*SHORT TASK*
Images excluded, repeat each entry below exactly.

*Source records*
******

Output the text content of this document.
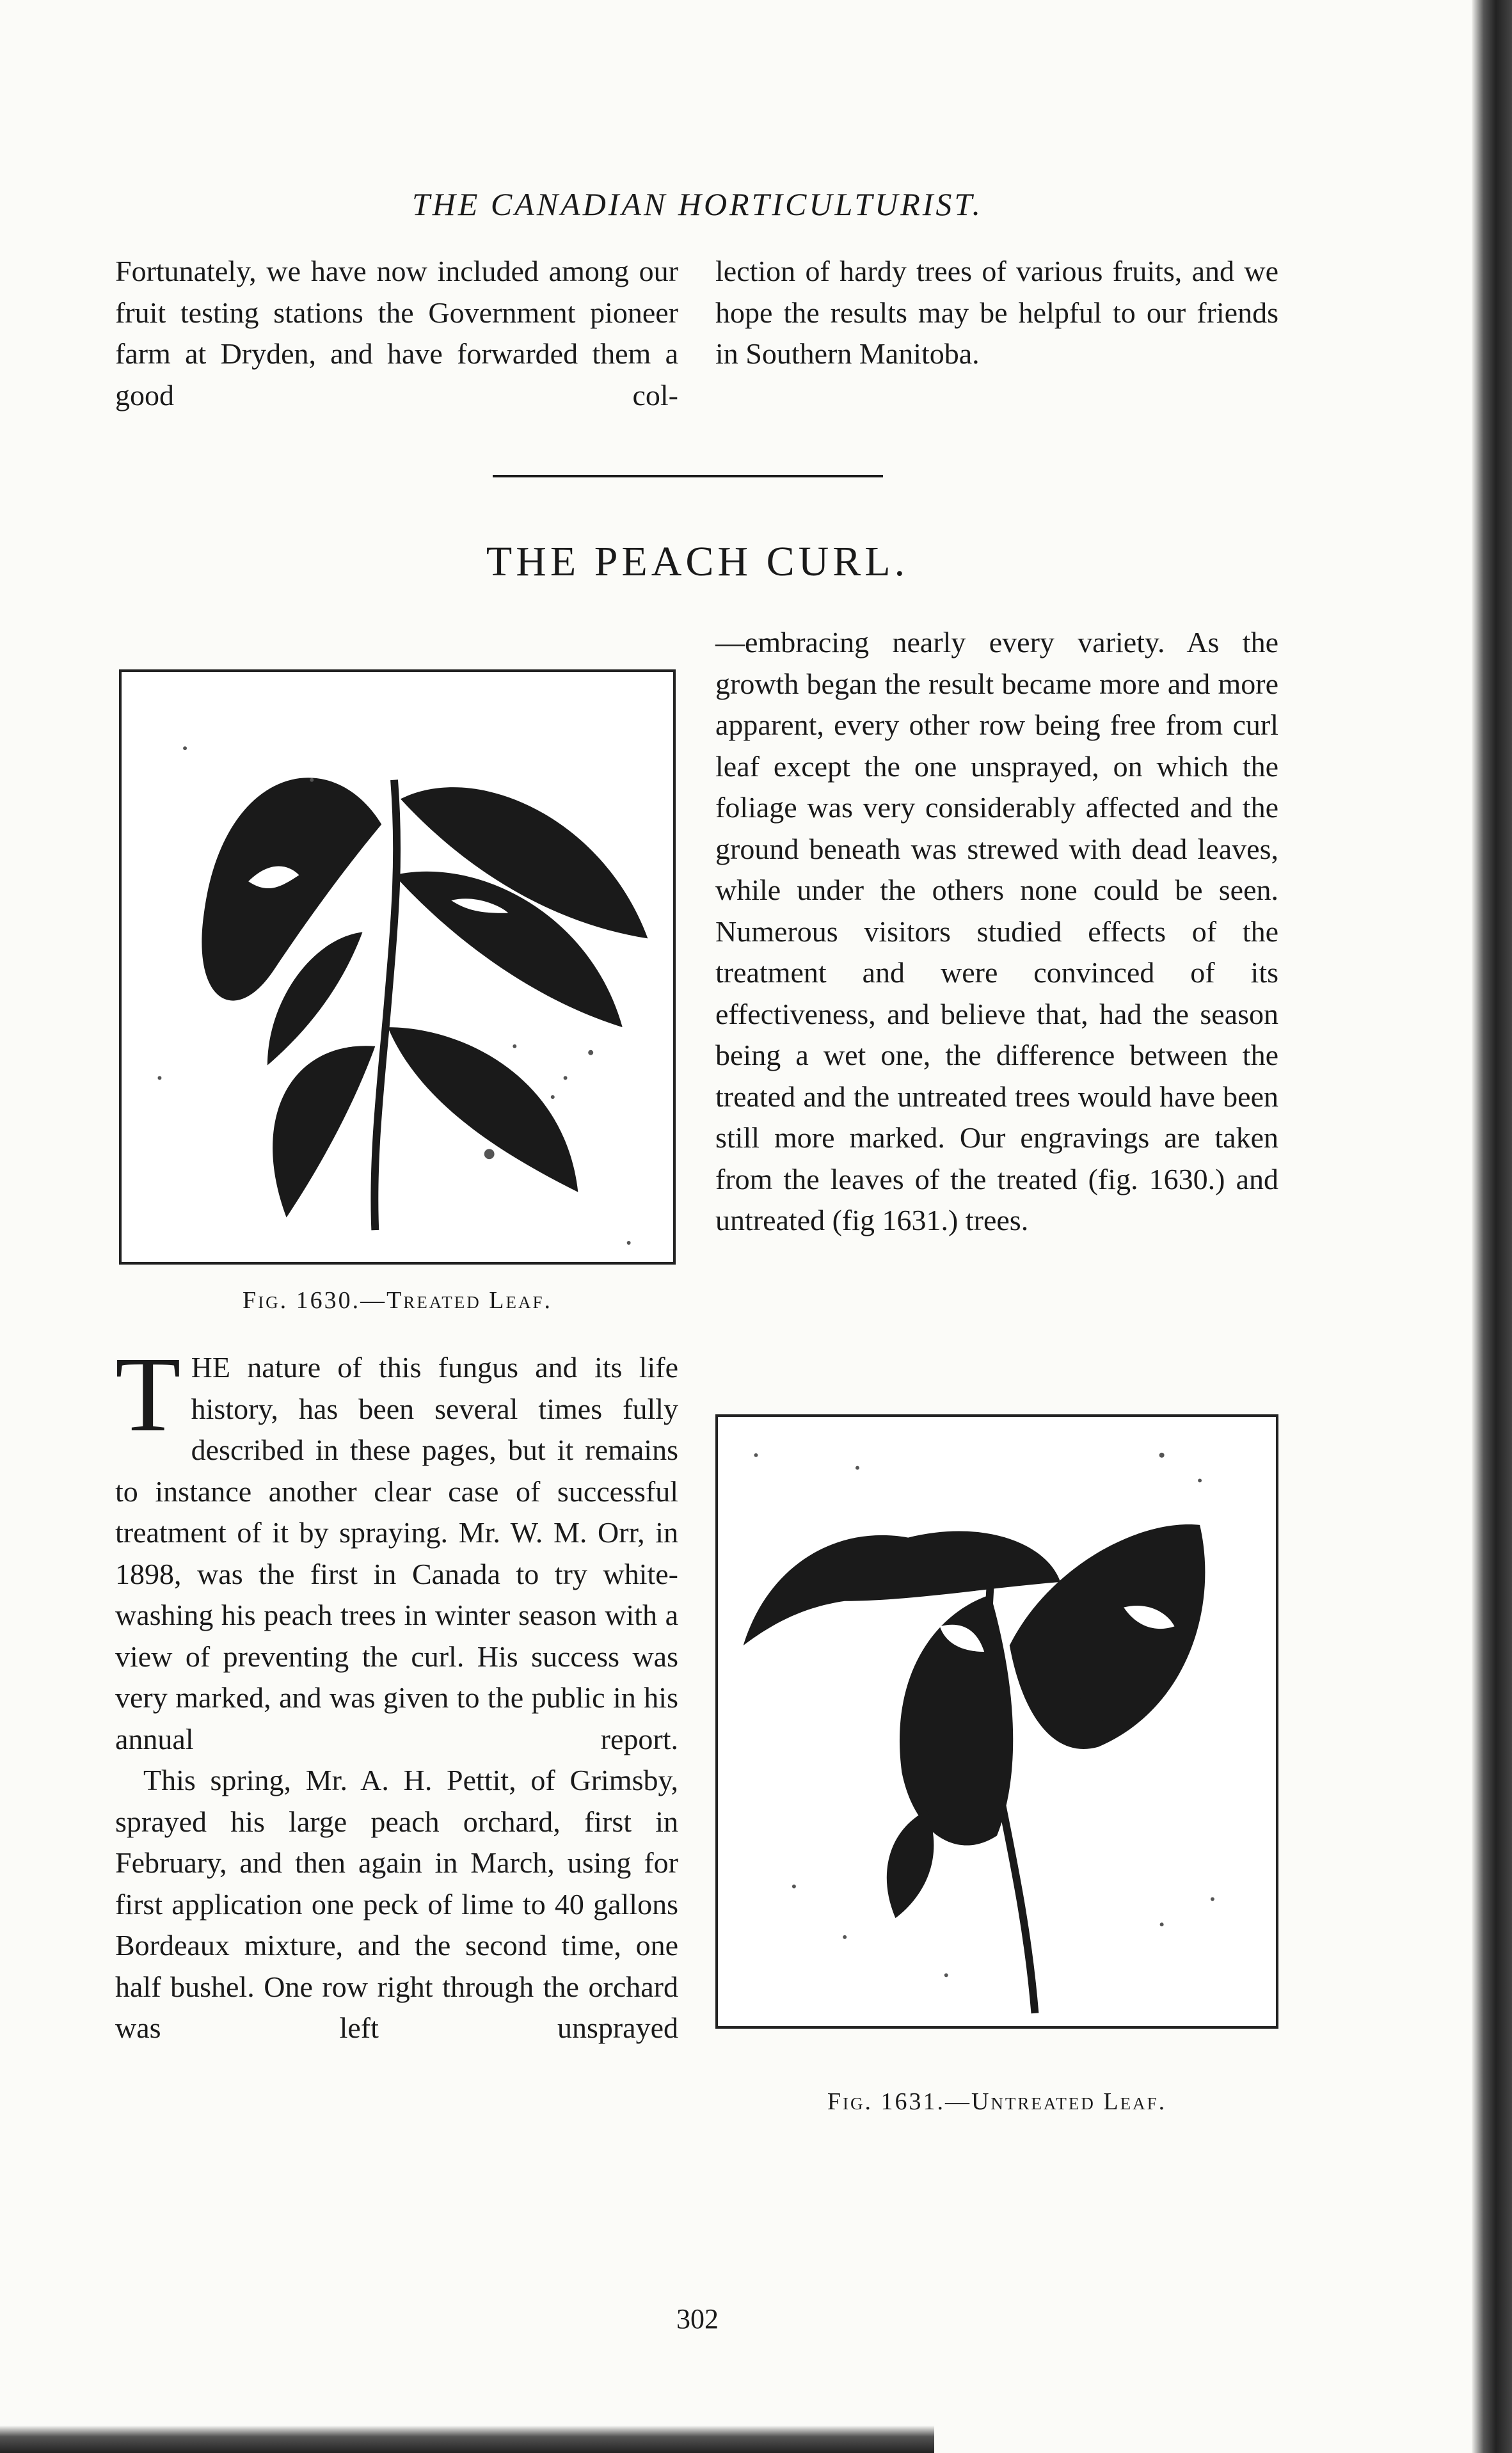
THE CANADIAN HORTICULTURIST.

Fortunately, we have now included among our fruit testing stations the Government pioneer farm at Dryden, and have forwarded them a good col-

lection of hardy trees of various fruits, and we hope the results may be helpful to our friends in Southern Manitoba.

THE PEACH CURL.
Fig. 1630.—Treated Leaf.
T HE nature of this fungus and its life history, has been several times fully described in these pages, but it remains to instance another clear case of successful treatment of it by spraying. Mr. W. M. Orr, in 1898, was the first in Canada to try white-washing his peach trees in winter season with a view of preventing the curl. His success was very marked, and was given to the public in his annual report.

This spring, Mr. A. H. Pettit, of Grimsby, sprayed his large peach orchard, first in February, and then again in March, using for first application one peck of lime to 40 gallons Bordeaux mixture, and the second time, one half bushel. One row right through the orchard was left unsprayed

—embracing nearly every variety. As the growth began the result became more and more apparent, every other row being free from curl leaf except the one unsprayed, on which the foliage was very considerably affected and the ground beneath was strewed with dead leaves, while under the others none could be seen. Numerous visitors studied effects of the treatment and were convinced of its effectiveness, and believe that, had the season being a wet one, the difference between the treated and the untreated trees would have been still more marked. Our engravings are taken from the leaves of the treated (fig. 1630.) and untreated (fig 1631.) trees.

Fig. 1631.—Untreated Leaf.
302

******

*TASK SOLUTION*
Output the text content of this document.
THE CANADIAN HORTICULTURIST.

Fortunately, we have now included among our fruit testing stations the Government pioneer farm at Dryden, and have forwarded them a good col-

lection of hardy trees of various fruits, and we hope the results may be helpful to our friends in Southern Manitoba.

THE PEACH CURL.
Fig. 1630.—Treated Leaf.
T HE nature of this fungus and its life history, has been several times fully described in these pages, but it remains to instance another clear case of successful treatment of it by spraying. Mr. W. M. Orr, in 1898, was the first in Canada to try white-washing his peach trees in winter season with a view of preventing the curl. His success was very marked, and was given to the public in his annual report.

This spring, Mr. A. H. Pettit, of Grimsby, sprayed his large peach orchard, first in February, and then again in March, using for first application one peck of lime to 40 gallons Bordeaux mixture, and the second time, one half bushel. One row right through the orchard was left unsprayed

—embracing nearly every variety. As the growth began the result became more and more apparent, every other row being free from curl leaf except the one unsprayed, on which the foliage was very considerably affected and the ground beneath was strewed with dead leaves, while under the others none could be seen. Numerous visitors studied effects of the treatment and were convinced of its effectiveness, and believe that, had the season being a wet one, the difference between the treated and the untreated trees would have been still more marked. Our engravings are taken from the leaves of the treated (fig. 1630.) and untreated (fig 1631.) trees.

Fig. 1631.—Untreated Leaf.
302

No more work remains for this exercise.